Stated problem: Check each line of the listing, and copy it if it contains the word "value".

-- start Listed records --

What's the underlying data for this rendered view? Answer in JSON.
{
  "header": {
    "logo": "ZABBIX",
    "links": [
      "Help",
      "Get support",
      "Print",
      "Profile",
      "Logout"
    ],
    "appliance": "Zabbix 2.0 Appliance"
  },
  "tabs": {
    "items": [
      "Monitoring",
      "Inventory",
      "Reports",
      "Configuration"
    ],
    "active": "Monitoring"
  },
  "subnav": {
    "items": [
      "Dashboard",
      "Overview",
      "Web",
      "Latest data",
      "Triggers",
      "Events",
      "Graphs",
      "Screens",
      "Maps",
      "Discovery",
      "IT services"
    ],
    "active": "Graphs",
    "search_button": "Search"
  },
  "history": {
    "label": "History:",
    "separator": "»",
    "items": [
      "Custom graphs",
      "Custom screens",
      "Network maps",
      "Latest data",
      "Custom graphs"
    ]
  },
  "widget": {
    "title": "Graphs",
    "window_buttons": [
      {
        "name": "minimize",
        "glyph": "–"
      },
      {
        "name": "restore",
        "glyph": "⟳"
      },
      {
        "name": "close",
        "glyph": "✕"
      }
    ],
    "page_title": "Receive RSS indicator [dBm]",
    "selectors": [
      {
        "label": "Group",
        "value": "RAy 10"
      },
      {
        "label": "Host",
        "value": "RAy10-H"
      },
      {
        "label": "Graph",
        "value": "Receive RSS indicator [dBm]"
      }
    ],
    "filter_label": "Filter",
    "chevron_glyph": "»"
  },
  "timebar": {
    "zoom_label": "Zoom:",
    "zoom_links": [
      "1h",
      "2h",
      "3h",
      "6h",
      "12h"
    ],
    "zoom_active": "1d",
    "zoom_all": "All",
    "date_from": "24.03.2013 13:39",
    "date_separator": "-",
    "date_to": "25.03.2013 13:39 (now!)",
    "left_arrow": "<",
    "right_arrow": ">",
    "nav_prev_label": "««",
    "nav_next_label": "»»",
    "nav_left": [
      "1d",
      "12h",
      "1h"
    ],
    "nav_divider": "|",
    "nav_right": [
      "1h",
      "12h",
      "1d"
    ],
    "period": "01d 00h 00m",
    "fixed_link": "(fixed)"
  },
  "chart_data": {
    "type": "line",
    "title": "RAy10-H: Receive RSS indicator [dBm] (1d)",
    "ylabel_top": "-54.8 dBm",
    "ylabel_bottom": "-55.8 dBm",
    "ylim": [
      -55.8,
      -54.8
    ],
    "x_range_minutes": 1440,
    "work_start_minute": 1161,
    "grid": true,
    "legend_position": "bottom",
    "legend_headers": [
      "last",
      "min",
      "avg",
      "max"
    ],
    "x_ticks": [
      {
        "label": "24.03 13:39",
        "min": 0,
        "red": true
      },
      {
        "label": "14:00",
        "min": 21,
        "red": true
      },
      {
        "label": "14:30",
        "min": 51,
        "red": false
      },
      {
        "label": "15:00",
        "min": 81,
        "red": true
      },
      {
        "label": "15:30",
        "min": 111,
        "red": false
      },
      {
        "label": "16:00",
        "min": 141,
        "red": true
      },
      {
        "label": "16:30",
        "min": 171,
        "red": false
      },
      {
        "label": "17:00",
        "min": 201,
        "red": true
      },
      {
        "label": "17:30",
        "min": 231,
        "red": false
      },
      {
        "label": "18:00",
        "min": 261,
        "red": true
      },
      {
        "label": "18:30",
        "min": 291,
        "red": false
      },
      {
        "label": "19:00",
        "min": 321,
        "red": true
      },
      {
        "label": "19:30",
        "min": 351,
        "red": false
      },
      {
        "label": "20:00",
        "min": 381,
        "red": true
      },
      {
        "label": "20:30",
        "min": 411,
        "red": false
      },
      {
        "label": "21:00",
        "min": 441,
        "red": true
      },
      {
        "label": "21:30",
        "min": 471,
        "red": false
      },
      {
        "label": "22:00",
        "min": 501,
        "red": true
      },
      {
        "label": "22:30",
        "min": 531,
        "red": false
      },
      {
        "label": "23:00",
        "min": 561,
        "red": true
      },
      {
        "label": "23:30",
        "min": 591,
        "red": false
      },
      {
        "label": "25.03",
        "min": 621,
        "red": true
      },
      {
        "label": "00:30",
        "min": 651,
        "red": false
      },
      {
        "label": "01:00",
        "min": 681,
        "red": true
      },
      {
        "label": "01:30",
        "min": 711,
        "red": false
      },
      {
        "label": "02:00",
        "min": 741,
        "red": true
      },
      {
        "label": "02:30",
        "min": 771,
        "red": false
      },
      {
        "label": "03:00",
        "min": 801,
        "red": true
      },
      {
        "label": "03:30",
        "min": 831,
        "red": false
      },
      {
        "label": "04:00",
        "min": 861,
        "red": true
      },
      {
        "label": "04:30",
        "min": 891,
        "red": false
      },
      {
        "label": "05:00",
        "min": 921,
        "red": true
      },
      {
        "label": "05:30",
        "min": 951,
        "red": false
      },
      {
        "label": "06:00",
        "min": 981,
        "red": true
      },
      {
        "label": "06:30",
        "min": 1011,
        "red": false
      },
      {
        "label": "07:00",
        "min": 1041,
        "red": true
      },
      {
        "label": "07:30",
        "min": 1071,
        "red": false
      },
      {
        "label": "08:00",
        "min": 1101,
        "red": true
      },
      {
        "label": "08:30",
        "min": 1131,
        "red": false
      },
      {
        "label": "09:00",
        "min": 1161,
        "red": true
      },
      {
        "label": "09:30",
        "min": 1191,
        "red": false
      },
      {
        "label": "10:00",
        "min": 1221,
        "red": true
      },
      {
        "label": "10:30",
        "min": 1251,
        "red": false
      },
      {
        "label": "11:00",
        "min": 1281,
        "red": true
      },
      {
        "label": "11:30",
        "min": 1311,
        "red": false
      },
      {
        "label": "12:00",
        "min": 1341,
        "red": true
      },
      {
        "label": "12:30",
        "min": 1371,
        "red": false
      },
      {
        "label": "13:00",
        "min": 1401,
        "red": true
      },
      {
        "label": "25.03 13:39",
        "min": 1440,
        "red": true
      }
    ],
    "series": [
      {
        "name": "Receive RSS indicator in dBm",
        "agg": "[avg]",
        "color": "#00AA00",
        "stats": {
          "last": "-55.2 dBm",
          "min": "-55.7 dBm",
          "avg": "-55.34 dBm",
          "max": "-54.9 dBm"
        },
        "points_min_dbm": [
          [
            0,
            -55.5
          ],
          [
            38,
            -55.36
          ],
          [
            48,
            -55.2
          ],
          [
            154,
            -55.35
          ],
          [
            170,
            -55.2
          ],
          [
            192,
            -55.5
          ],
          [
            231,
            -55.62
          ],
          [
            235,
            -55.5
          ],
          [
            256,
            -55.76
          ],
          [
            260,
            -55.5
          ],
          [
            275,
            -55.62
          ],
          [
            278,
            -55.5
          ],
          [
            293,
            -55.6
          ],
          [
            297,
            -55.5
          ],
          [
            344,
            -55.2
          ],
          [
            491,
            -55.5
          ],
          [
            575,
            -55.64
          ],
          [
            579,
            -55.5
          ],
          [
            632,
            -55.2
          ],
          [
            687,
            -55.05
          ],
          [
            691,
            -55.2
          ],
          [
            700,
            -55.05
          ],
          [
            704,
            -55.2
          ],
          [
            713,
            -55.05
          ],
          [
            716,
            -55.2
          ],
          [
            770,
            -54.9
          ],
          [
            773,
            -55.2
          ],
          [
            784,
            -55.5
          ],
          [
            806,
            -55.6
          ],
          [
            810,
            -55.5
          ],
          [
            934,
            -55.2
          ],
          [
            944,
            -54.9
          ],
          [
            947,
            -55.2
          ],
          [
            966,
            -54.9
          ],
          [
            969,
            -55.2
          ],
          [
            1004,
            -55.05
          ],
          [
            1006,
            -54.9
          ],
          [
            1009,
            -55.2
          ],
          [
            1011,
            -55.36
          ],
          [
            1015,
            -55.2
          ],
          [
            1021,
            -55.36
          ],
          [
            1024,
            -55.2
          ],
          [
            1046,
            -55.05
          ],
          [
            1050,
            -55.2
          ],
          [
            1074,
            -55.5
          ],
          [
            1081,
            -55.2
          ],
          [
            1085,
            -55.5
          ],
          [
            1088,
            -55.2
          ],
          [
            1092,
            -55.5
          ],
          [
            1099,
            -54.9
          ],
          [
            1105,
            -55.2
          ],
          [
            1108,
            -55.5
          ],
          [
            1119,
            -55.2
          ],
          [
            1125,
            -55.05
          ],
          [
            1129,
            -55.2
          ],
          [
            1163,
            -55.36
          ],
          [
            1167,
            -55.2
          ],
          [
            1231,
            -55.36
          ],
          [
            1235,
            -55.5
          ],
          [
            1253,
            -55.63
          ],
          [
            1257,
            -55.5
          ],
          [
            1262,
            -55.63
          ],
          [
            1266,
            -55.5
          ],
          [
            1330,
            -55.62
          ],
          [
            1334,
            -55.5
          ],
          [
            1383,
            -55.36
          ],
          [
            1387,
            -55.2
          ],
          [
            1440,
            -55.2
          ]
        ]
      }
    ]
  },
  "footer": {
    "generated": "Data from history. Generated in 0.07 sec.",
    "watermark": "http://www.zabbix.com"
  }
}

-- end Listed records --

Exercise response:
        "value": "RAy 10"
        "value": "RAy10-H"
        "value": "Receive RSS indicator [dBm]"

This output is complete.